# YOUR GOAL
Collect all lines from the listing that include the string "name".

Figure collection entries
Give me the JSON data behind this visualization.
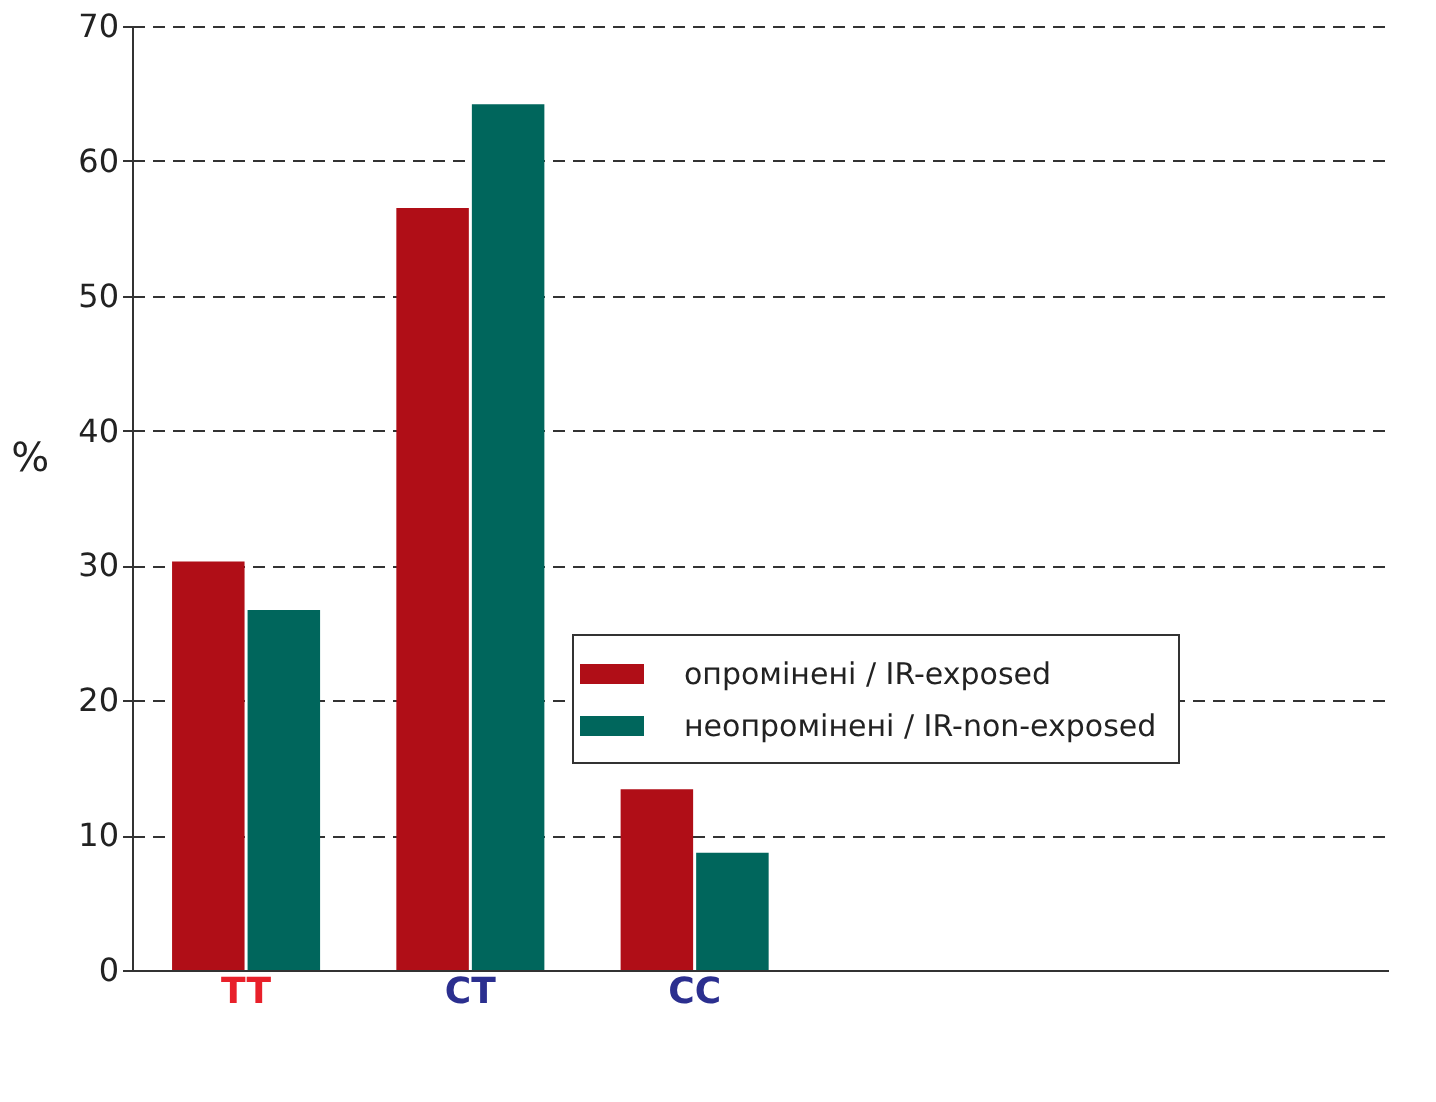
{
  "chart_data": {
    "type": "bar",
    "ylabel": "%",
    "categories": [
      "TT",
      "CT",
      "CC"
    ],
    "series": [
      {
        "name": "опромінені / IR-exposed",
        "color": "#b00e17",
        "values": [
          30.3,
          56.5,
          13.4
        ]
      },
      {
        "name": "неопромінені / IR-non-exposed",
        "color": "#00665c",
        "values": [
          26.7,
          64.2,
          8.7
        ]
      }
    ],
    "ylim": [
      0,
      70
    ],
    "yticks": [
      0,
      10,
      20,
      30,
      40,
      50,
      60,
      70
    ],
    "grid": "y",
    "legend": "right"
  }
}
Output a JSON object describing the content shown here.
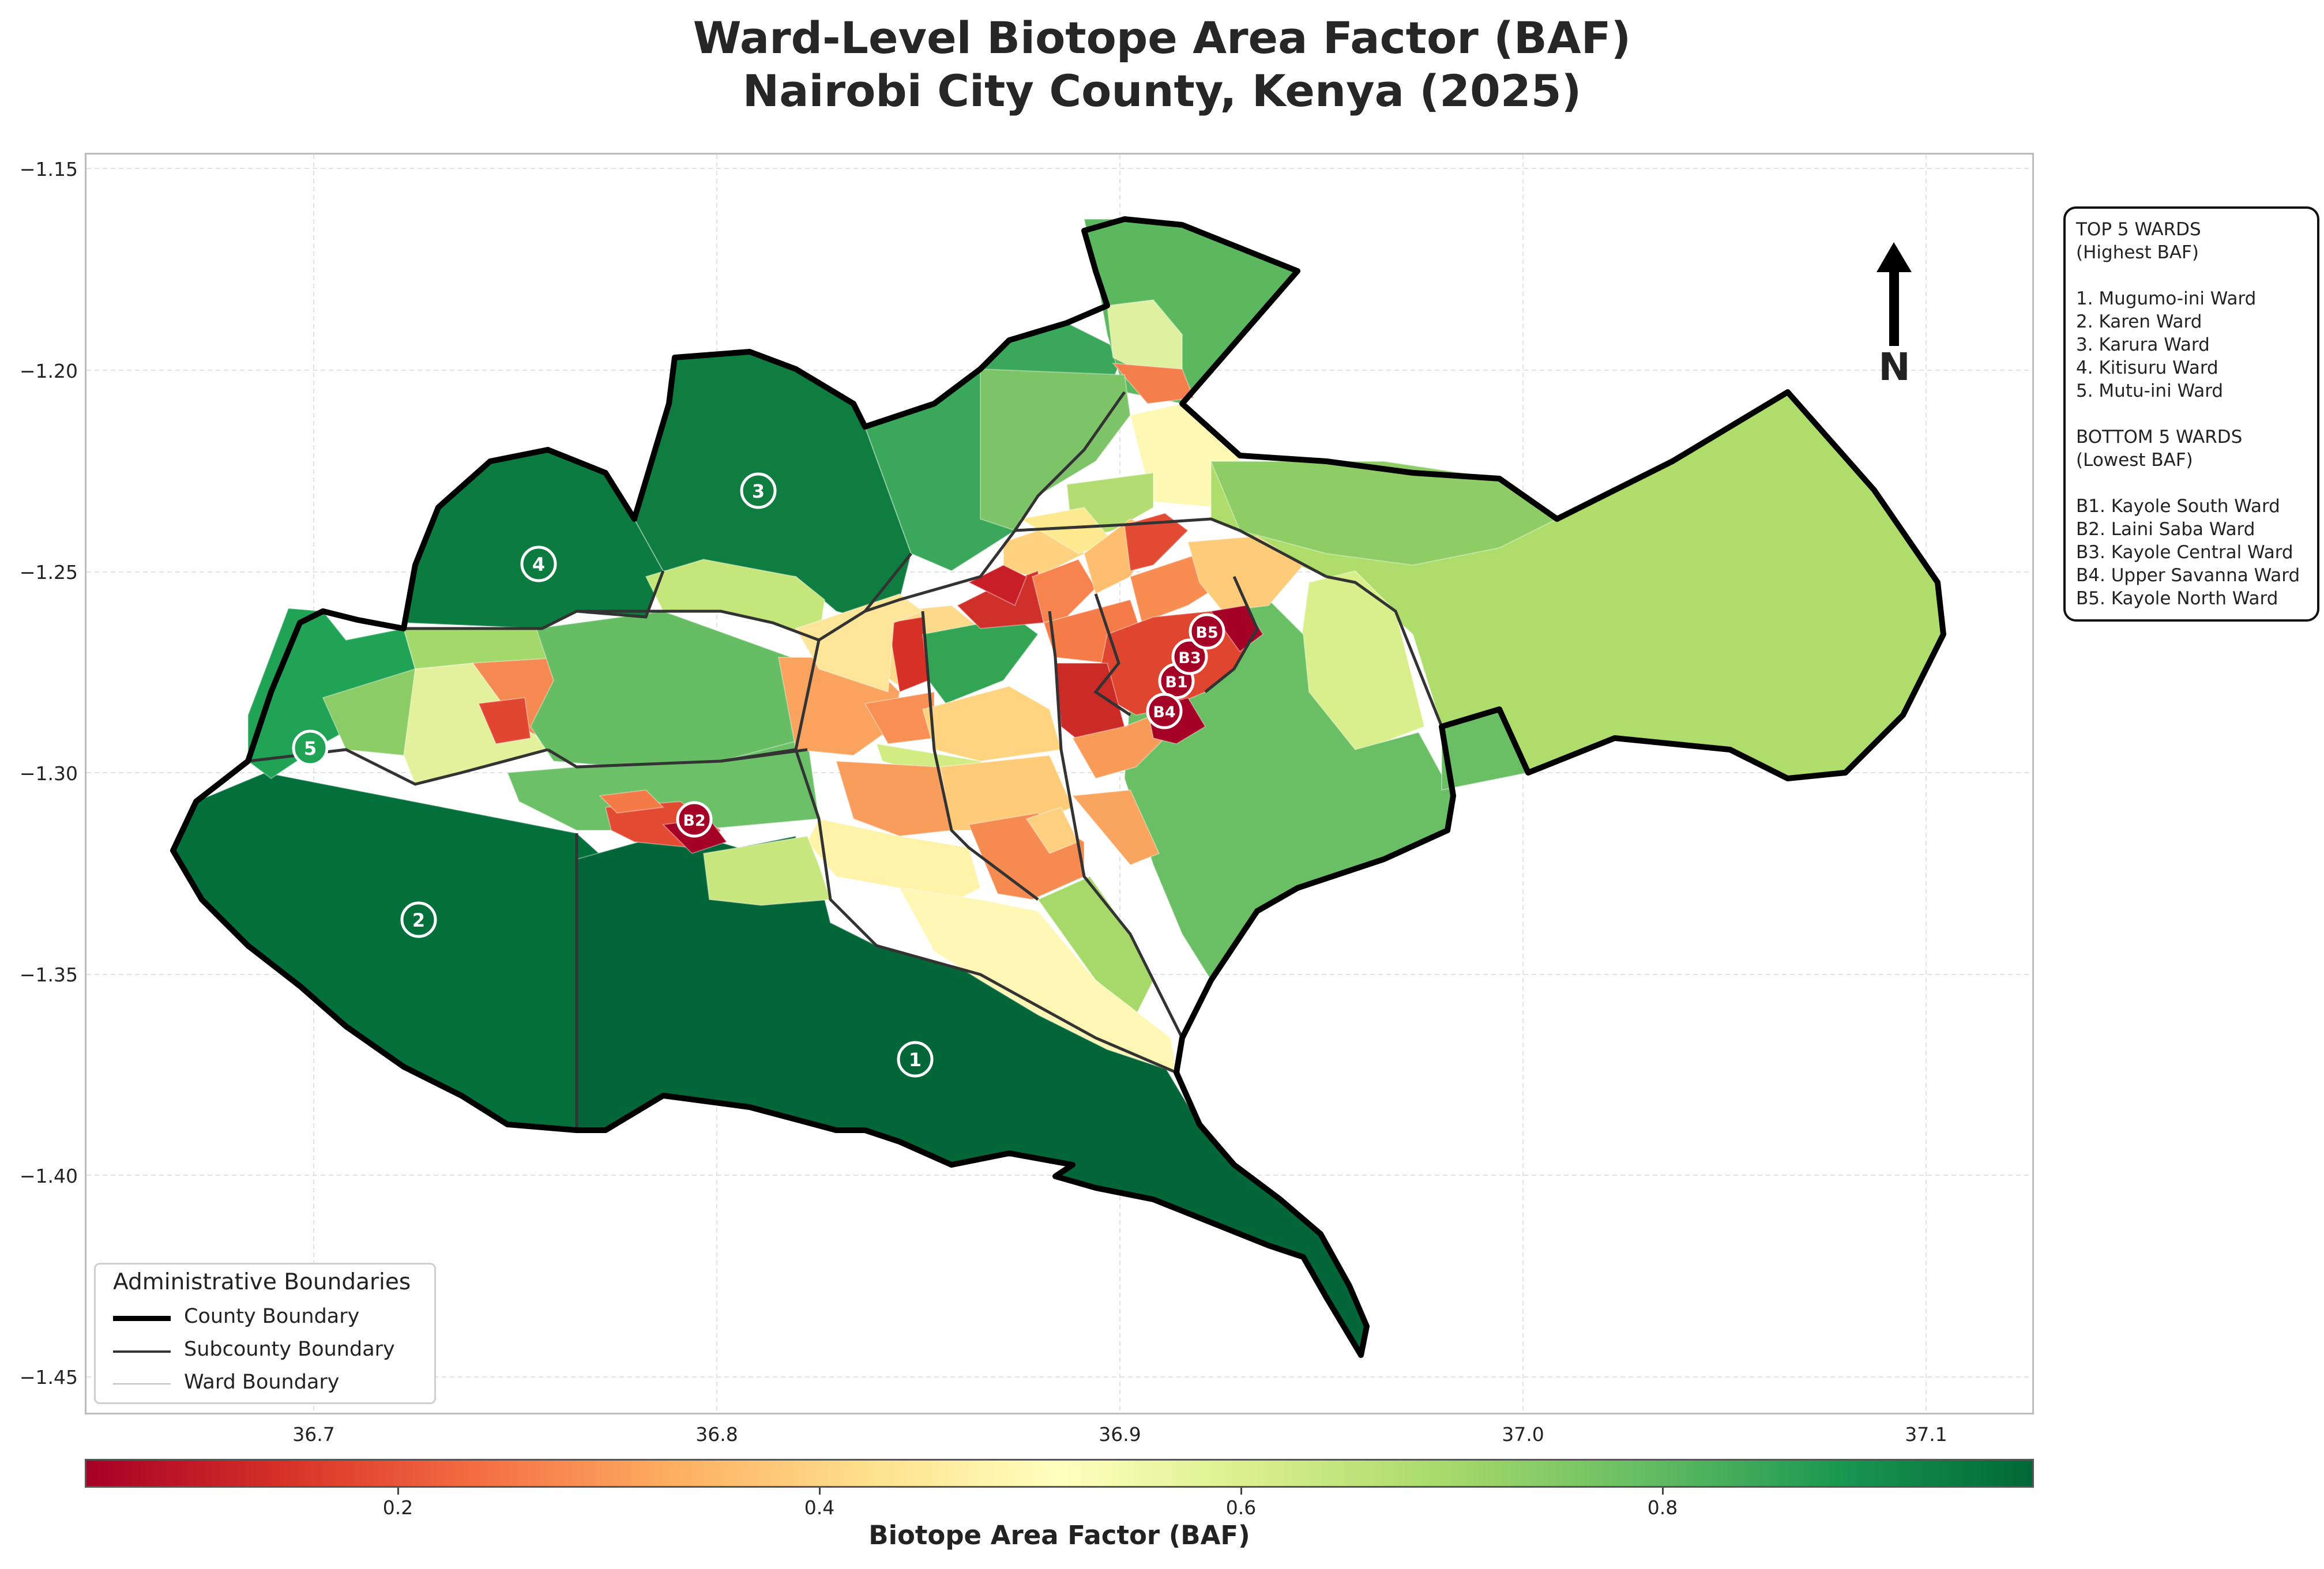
{
  "title_line1": "Ward-Level Biotope Area Factor (BAF)",
  "title_line2": "Nairobi City County, Kenya (2025)",
  "axes": {
    "x_ticks": [
      "36.7",
      "36.8",
      "36.9",
      "37.0",
      "37.1"
    ],
    "y_ticks": [
      "−1.15",
      "−1.20",
      "−1.25",
      "−1.30",
      "−1.35",
      "−1.40",
      "−1.45"
    ]
  },
  "north_arrow": {
    "label": "N",
    "icon": "north-arrow-icon"
  },
  "rankings": {
    "top_heading": "TOP 5 WARDS",
    "top_subheading": "(Highest BAF)",
    "top_wards": [
      "1. Mugumo-ini Ward",
      "2. Karen Ward",
      "3. Karura Ward",
      "4. Kitisuru Ward",
      "5. Mutu-ini Ward"
    ],
    "bottom_heading": "BOTTOM 5 WARDS",
    "bottom_subheading": "(Lowest BAF)",
    "bottom_wards": [
      "B1. Kayole South Ward",
      "B2. Laini Saba Ward",
      "B3. Kayole Central Ward",
      "B4. Upper Savanna Ward",
      "B5. Kayole North Ward"
    ]
  },
  "markers": {
    "top": [
      "1",
      "2",
      "3",
      "4",
      "5"
    ],
    "bottom": [
      "B1",
      "B2",
      "B3",
      "B4",
      "B5"
    ]
  },
  "legend": {
    "title": "Administrative Boundaries",
    "items": [
      {
        "label": "County Boundary",
        "color": "#000000"
      },
      {
        "label": "Subcounty Boundary",
        "color": "#333333"
      },
      {
        "label": "Ward Boundary",
        "color": "#bbbbbb"
      }
    ]
  },
  "colorbar": {
    "label": "Biotope Area Factor (BAF)",
    "ticks": [
      "0.2",
      "0.4",
      "0.6",
      "0.8"
    ],
    "colormap": [
      "#a50026",
      "#d73027",
      "#f46d43",
      "#fdae61",
      "#fee08b",
      "#ffffbf",
      "#d9ef8b",
      "#a6d96a",
      "#66bd63",
      "#1a9850",
      "#006837"
    ]
  }
}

# SOLUTION TO THE EXERCISE
        "name": "опромінені / IR-exposed",
        "name": "неопромінені / IR-non-exposed",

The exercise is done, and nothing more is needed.